What is asked — Copy out all lines in the data below containing the string "bold".

Input —
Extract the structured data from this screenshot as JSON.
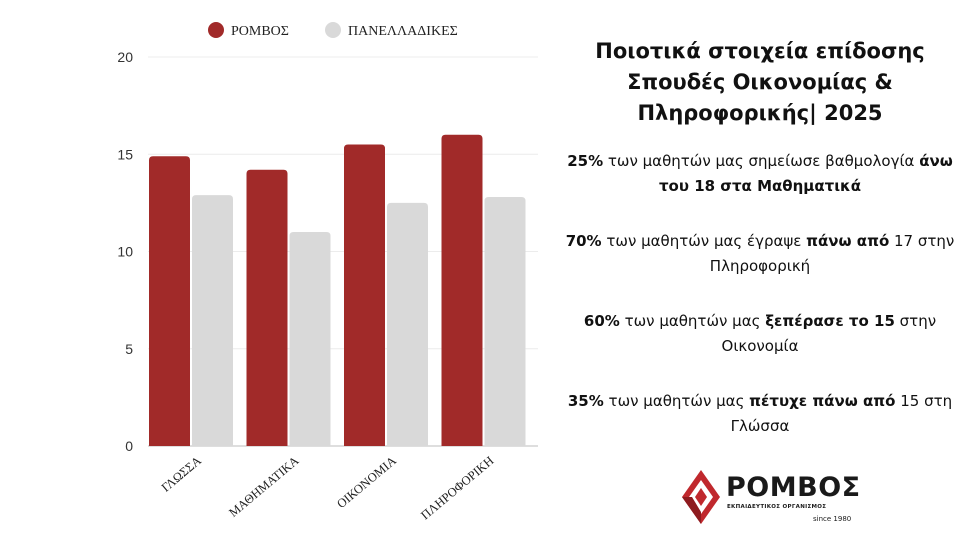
{
  "chart_data": {
    "type": "bar",
    "categories": [
      "ΓΛΩΣΣΑ",
      "ΜΑΘΗΜΑΤΙΚΑ",
      "ΟΙΚΟΝΟΜΙΑ",
      "ΠΛΗΡΟΦΟΡΙΚΗ"
    ],
    "series": [
      {
        "name": "ΡΟΜΒΟΣ",
        "color": "#a12a29",
        "values": [
          14.9,
          14.2,
          15.5,
          16.0
        ]
      },
      {
        "name": "ΠΑΝΕΛΛΑΔΙΚΕΣ",
        "color": "#d9d9d9",
        "values": [
          12.9,
          11.0,
          12.5,
          12.8
        ]
      }
    ],
    "ylim": [
      0,
      20
    ],
    "yticks": [
      0,
      5,
      10,
      15,
      20
    ],
    "grid": true,
    "legend": "top"
  },
  "panel": {
    "title_lines": [
      "Ποιοτικά στοιχεία επίδοσης",
      "Σπουδές Οικονομίας &",
      "Πληροφορικής| 2025"
    ],
    "stats": [
      {
        "pct": "25%",
        "mid": " των μαθητών μας σημείωσε βαθμολογία ",
        "bold": "άνω του 18 στα Μαθηματικά",
        "tail": ""
      },
      {
        "pct": "70%",
        "mid": " των μαθητών μας έγραψε ",
        "bold": "πάνω από",
        "tail": " 17 στην Πληροφορική"
      },
      {
        "pct": "60%",
        "mid": " των μαθητών μας ",
        "bold": "ξεπέρασε το 15",
        "tail": " στην Οικονομία"
      },
      {
        "pct": "35%",
        "mid": " των μαθητών μας ",
        "bold": "πέτυχε πάνω από",
        "tail": " 15 στη Γλώσσα"
      }
    ]
  },
  "logo": {
    "word": "ΡΟΜΒΟΣ",
    "subtitle": "ΕΚΠΑΙΔΕΥΤΙΚΟΣ ΟΡΓΑΝΙΣΜΟΣ",
    "since": "since 1980",
    "icon": "diamond-logo-icon",
    "color": "#c0282d"
  }
}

Exercise output —
        "bold": "άνω του 18 στα Μαθηματικά",
        "bold": "πάνω από",
        "bold": "ξεπέρασε το 15",
        "bold": "πέτυχε πάνω από",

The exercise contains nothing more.